Exercise task: Return a copy of every line in the records that includes the word "товаров".
— begin Source data —
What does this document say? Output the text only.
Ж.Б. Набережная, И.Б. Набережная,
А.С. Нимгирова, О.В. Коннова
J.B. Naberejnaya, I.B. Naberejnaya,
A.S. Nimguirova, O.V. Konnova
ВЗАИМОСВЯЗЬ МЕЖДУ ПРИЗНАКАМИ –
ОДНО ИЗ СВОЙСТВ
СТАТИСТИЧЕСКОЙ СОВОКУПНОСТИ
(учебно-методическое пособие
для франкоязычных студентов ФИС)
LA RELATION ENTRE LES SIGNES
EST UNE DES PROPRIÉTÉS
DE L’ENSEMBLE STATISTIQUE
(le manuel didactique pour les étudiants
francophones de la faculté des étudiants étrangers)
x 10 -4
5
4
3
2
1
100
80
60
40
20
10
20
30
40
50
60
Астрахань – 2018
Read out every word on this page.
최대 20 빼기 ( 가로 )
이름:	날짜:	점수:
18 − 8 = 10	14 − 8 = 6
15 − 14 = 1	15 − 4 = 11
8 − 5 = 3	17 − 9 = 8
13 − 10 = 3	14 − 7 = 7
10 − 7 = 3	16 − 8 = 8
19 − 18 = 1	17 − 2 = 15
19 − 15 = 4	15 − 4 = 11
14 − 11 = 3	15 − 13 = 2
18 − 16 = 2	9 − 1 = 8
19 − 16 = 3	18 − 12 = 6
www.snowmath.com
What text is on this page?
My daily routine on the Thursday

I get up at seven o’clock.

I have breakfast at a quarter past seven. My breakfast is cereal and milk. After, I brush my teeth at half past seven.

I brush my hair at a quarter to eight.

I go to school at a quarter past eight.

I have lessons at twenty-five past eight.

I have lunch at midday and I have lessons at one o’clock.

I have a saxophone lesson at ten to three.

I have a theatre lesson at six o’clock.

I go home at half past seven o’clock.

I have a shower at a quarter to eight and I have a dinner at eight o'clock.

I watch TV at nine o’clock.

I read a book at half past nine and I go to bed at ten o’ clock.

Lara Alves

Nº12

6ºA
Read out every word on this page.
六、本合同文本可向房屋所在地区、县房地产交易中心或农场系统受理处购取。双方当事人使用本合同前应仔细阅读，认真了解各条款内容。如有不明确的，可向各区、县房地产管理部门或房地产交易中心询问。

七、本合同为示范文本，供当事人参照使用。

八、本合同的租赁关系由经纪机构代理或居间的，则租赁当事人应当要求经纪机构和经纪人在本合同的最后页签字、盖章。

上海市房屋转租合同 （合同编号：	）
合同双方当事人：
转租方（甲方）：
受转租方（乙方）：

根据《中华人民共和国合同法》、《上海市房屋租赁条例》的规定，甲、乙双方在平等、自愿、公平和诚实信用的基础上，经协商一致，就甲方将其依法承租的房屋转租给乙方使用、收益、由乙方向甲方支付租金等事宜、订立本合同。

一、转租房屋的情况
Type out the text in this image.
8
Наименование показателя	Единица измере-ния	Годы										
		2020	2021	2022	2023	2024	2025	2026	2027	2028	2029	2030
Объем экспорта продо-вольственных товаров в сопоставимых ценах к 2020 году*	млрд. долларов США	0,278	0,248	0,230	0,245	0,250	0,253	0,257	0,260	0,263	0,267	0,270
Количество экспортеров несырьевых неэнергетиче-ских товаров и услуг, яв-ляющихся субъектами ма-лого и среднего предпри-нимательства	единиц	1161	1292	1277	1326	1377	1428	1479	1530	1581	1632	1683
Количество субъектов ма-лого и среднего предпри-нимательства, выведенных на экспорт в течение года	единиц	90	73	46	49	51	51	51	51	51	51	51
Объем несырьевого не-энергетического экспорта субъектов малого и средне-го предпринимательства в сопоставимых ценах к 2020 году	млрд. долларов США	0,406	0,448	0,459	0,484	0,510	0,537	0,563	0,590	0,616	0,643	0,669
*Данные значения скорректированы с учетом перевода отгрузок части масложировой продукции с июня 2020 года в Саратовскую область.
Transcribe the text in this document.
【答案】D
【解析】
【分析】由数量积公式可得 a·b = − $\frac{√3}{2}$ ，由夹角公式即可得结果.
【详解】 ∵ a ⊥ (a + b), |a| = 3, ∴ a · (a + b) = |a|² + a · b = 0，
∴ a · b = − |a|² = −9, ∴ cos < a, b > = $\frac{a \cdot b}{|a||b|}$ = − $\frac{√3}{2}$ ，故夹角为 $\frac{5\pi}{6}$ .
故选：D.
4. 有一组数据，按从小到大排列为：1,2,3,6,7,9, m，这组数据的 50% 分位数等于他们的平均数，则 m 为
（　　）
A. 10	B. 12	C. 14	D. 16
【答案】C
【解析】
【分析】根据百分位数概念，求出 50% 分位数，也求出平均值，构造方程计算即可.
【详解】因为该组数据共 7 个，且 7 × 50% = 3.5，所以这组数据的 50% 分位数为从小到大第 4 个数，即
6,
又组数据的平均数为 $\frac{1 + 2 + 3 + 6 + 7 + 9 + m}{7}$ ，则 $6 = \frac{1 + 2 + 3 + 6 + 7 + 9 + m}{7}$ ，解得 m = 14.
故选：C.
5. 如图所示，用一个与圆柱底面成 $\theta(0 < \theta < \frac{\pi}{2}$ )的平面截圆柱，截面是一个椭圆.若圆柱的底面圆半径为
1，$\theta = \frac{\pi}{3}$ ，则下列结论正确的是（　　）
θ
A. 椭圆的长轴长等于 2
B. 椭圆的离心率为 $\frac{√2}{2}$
— end Source data —
Problem solution:
Объем экспорта продо-вольственных товаров в сопоставимых ценах к 2020 году*	млрд. долларов США	0,278	0,248	0,230	0,245	0,250	0,253	0,257	0,260	0,263	0,267	0,270
Количество экспортеров несырьевых неэнергетиче-ских товаров и услуг, яв-ляющихся субъектами ма-лого и среднего предпри-нимательства	единиц	1161	1292	1277	1326	1377	1428	1479	1530	1581	1632	1683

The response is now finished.